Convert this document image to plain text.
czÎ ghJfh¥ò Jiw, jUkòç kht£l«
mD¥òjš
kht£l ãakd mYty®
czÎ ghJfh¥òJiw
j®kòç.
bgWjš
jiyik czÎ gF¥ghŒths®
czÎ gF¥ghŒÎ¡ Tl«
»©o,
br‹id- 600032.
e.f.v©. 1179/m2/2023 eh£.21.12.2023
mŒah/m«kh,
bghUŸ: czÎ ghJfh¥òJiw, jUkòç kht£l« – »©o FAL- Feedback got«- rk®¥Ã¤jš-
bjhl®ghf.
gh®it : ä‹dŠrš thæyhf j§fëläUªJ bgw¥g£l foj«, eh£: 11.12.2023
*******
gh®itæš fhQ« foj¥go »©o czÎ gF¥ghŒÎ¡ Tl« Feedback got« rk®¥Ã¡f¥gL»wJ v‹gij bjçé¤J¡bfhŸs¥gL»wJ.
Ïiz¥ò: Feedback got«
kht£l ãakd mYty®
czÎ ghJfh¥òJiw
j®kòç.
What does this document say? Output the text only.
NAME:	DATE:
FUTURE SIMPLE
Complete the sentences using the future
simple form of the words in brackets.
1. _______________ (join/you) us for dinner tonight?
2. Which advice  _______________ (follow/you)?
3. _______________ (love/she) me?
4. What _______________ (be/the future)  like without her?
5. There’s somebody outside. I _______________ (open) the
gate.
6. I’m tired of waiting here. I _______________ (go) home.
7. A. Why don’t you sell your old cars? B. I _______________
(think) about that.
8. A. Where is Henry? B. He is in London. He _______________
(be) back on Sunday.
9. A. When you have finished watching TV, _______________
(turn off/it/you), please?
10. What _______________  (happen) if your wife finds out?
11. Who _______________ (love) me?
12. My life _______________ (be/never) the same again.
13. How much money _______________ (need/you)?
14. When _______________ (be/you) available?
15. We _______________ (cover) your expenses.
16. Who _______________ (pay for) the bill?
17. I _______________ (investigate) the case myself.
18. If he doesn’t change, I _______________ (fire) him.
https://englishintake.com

_Challenge:_
What is the number of lines containing "this"? Give that number only.

_Worked answer:_
2